Data to use
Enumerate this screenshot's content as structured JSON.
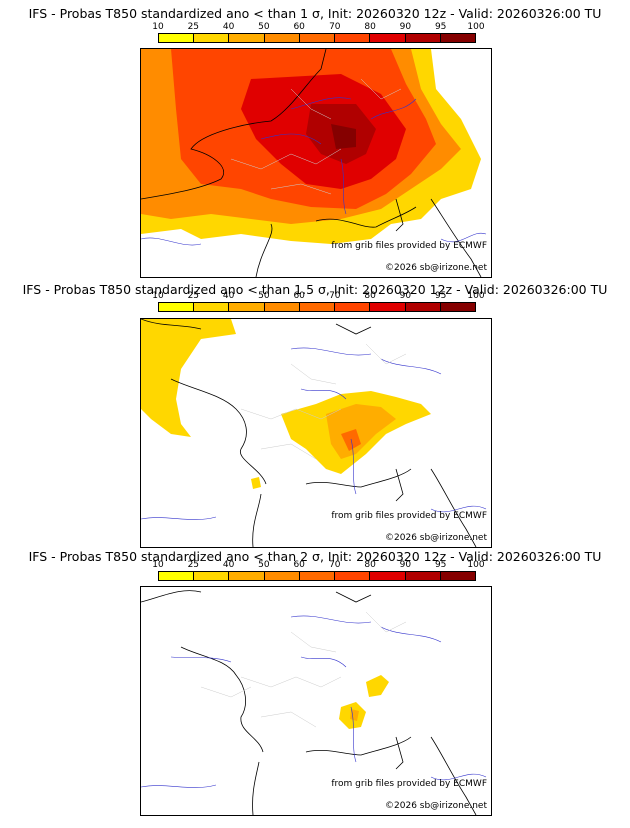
{
  "legend": {
    "ticks": [
      "10",
      "25",
      "40",
      "50",
      "60",
      "70",
      "80",
      "90",
      "95",
      "100"
    ],
    "colors": [
      "#ffff00",
      "#ffd700",
      "#ffad00",
      "#ff8c00",
      "#ff6a00",
      "#ff4500",
      "#e00000",
      "#b00000",
      "#850000",
      "#4d0000"
    ]
  },
  "panels": [
    {
      "title": "IFS - Probas T850  standardized ano < than 1 σ, Init: 20260320 12z - Valid: 20260326:00 TU",
      "credit_source": "from grib files provided by ECMWF",
      "credit_copyright": "©2026 sb@irizone.net"
    },
    {
      "title": "IFS - Probas T850  standardized ano < than 1.5 σ, Init: 20260320 12z - Valid: 20260326:00 TU",
      "credit_source": "from grib files provided by ECMWF",
      "credit_copyright": "©2026 sb@irizone.net"
    },
    {
      "title": "IFS - Probas T850  standardized ano < than 2 σ, Init: 20260320 12z - Valid: 20260326:00 TU",
      "credit_source": "from grib files provided by ECMWF",
      "credit_copyright": "©2026 sb@irizone.net"
    }
  ]
}
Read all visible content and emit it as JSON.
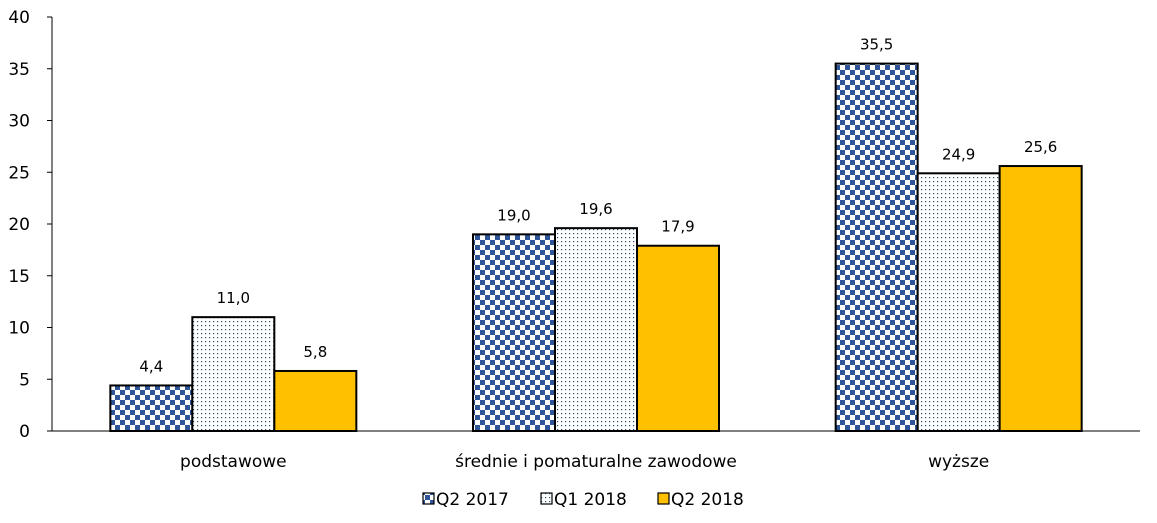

Written problem
Transcribe the records above exactly, omitting every picture they contain.

Exercise output
Enumerate this screenshot's content as structured JSON.
{
  "legend": {
    "ticks": [
      "10",
      "25",
      "40",
      "50",
      "60",
      "70",
      "80",
      "90",
      "95",
      "100"
    ],
    "colors": [
      "#ffff00",
      "#ffd700",
      "#ffad00",
      "#ff8c00",
      "#ff6a00",
      "#ff4500",
      "#e00000",
      "#b00000",
      "#850000",
      "#4d0000"
    ]
  },
  "panels": [
    {
      "title": "IFS - Probas T850  standardized ano < than 1 σ, Init: 20260320 12z - Valid: 20260326:00 TU",
      "credit_source": "from grib files provided by ECMWF",
      "credit_copyright": "©2026 sb@irizone.net"
    },
    {
      "title": "IFS - Probas T850  standardized ano < than 1.5 σ, Init: 20260320 12z - Valid: 20260326:00 TU",
      "credit_source": "from grib files provided by ECMWF",
      "credit_copyright": "©2026 sb@irizone.net"
    },
    {
      "title": "IFS - Probas T850  standardized ano < than 2 σ, Init: 20260320 12z - Valid: 20260326:00 TU",
      "credit_source": "from grib files provided by ECMWF",
      "credit_copyright": "©2026 sb@irizone.net"
    }
  ]
}
Read all visible content and emit it as JSON.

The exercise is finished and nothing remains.